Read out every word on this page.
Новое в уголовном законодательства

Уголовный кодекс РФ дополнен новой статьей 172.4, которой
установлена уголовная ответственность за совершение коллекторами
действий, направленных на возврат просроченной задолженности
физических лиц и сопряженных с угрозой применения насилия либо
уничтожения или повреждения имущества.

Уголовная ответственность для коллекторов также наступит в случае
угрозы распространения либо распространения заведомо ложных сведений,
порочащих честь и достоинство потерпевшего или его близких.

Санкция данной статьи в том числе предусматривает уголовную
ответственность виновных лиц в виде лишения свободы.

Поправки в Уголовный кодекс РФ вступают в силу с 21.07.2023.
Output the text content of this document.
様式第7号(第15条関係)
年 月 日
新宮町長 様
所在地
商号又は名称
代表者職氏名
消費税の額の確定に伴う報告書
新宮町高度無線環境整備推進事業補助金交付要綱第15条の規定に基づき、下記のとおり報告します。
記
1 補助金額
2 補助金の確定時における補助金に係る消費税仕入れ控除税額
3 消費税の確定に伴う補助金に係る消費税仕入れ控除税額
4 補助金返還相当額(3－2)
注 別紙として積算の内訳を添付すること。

● **EXERCISE BRIEF**:
Each line of the listing should be echoed back exactly.

● **EXERCISE SOLUTION**:
Read out every word on this page.
Новое в уголовном законодательства

Уголовный кодекс РФ дополнен новой статьей 172.4, которой
установлена уголовная ответственность за совершение коллекторами
действий, направленных на возврат просроченной задолженности
физических лиц и сопряженных с угрозой применения насилия либо
уничтожения или повреждения имущества.

Уголовная ответственность для коллекторов также наступит в случае
угрозы распространения либо распространения заведомо ложных сведений,
порочащих честь и достоинство потерпевшего или его близких.

Санкция данной статьи в том числе предусматривает уголовную
ответственность виновных лиц в виде лишения свободы.

Поправки в Уголовный кодекс РФ вступают в силу с 21.07.2023.
Output the text content of this document.
様式第7号(第15条関係)
年 月 日
新宮町長 様
所在地
商号又は名称
代表者職氏名
消費税の額の確定に伴う報告書
新宮町高度無線環境整備推進事業補助金交付要綱第15条の規定に基づき、下記のとおり報告します。
記
1 補助金額
2 補助金の確定時における補助金に係る消費税仕入れ控除税額
3 消費税の確定に伴う補助金に係る消費税仕入れ控除税額
4 補助金返還相当額(3－2)
注 別紙として積算の内訳を添付すること。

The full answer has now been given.